▶ EXERCISE AIM
Reproduce the material in full, exactly as written.

▶ MATERIALS PROVIDED
···

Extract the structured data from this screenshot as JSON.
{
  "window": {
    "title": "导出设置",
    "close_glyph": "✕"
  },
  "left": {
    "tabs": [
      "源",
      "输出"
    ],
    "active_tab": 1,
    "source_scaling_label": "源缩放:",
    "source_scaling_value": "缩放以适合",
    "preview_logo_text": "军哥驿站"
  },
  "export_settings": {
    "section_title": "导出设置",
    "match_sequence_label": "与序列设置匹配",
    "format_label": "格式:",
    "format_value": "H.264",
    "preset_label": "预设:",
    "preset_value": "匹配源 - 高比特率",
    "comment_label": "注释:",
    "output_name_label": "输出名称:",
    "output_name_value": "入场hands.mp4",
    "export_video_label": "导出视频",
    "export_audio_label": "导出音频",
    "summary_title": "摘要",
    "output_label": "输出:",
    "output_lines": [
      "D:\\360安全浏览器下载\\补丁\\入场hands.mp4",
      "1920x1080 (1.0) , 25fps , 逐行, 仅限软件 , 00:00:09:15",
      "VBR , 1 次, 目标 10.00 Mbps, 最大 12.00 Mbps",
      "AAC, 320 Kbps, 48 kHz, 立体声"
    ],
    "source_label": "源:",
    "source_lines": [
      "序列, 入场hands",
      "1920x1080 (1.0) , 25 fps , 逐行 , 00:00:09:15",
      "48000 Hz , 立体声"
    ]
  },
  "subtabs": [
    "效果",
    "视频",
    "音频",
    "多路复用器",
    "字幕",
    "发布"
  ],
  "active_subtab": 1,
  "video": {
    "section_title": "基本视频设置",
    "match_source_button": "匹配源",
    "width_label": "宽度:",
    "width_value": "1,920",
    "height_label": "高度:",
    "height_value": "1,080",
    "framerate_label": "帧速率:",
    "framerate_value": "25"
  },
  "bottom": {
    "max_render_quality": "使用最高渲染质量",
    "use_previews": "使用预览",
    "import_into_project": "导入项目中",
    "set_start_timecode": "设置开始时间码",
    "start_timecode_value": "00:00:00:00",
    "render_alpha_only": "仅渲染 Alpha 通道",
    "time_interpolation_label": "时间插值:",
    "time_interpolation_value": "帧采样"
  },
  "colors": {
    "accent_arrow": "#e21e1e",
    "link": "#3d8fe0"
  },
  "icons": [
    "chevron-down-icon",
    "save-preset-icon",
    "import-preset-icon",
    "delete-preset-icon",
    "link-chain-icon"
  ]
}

···

▶ WRITTEN ANSWER
Extract the structured data from this screenshot as JSON.
{
  "window": {
    "title": "导出设置",
    "close_glyph": "✕"
  },
  "left": {
    "tabs": [
      "源",
      "输出"
    ],
    "active_tab": 1,
    "source_scaling_label": "源缩放:",
    "source_scaling_value": "缩放以适合",
    "preview_logo_text": "军哥驿站"
  },
  "export_settings": {
    "section_title": "导出设置",
    "match_sequence_label": "与序列设置匹配",
    "format_label": "格式:",
    "format_value": "H.264",
    "preset_label": "预设:",
    "preset_value": "匹配源 - 高比特率",
    "comment_label": "注释:",
    "output_name_label": "输出名称:",
    "output_name_value": "入场hands.mp4",
    "export_video_label": "导出视频",
    "export_audio_label": "导出音频",
    "summary_title": "摘要",
    "output_label": "输出:",
    "output_lines": [
      "D:\\360安全浏览器下载\\补丁\\入场hands.mp4",
      "1920x1080 (1.0) , 25fps , 逐行, 仅限软件 , 00:00:09:15",
      "VBR , 1 次, 目标 10.00 Mbps, 最大 12.00 Mbps",
      "AAC, 320 Kbps, 48 kHz, 立体声"
    ],
    "source_label": "源:",
    "source_lines": [
      "序列, 入场hands",
      "1920x1080 (1.0) , 25 fps , 逐行 , 00:00:09:15",
      "48000 Hz , 立体声"
    ]
  },
  "subtabs": [
    "效果",
    "视频",
    "音频",
    "多路复用器",
    "字幕",
    "发布"
  ],
  "active_subtab": 1,
  "video": {
    "section_title": "基本视频设置",
    "match_source_button": "匹配源",
    "width_label": "宽度:",
    "width_value": "1,920",
    "height_label": "高度:",
    "height_value": "1,080",
    "framerate_label": "帧速率:",
    "framerate_value": "25"
  },
  "bottom": {
    "max_render_quality": "使用最高渲染质量",
    "use_previews": "使用预览",
    "import_into_project": "导入项目中",
    "set_start_timecode": "设置开始时间码",
    "start_timecode_value": "00:00:00:00",
    "render_alpha_only": "仅渲染 Alpha 通道",
    "time_interpolation_label": "时间插值:",
    "time_interpolation_value": "帧采样"
  },
  "colors": {
    "accent_arrow": "#e21e1e",
    "link": "#3d8fe0"
  },
  "icons": [
    "chevron-down-icon",
    "save-preset-icon",
    "import-preset-icon",
    "delete-preset-icon",
    "link-chain-icon"
  ]
}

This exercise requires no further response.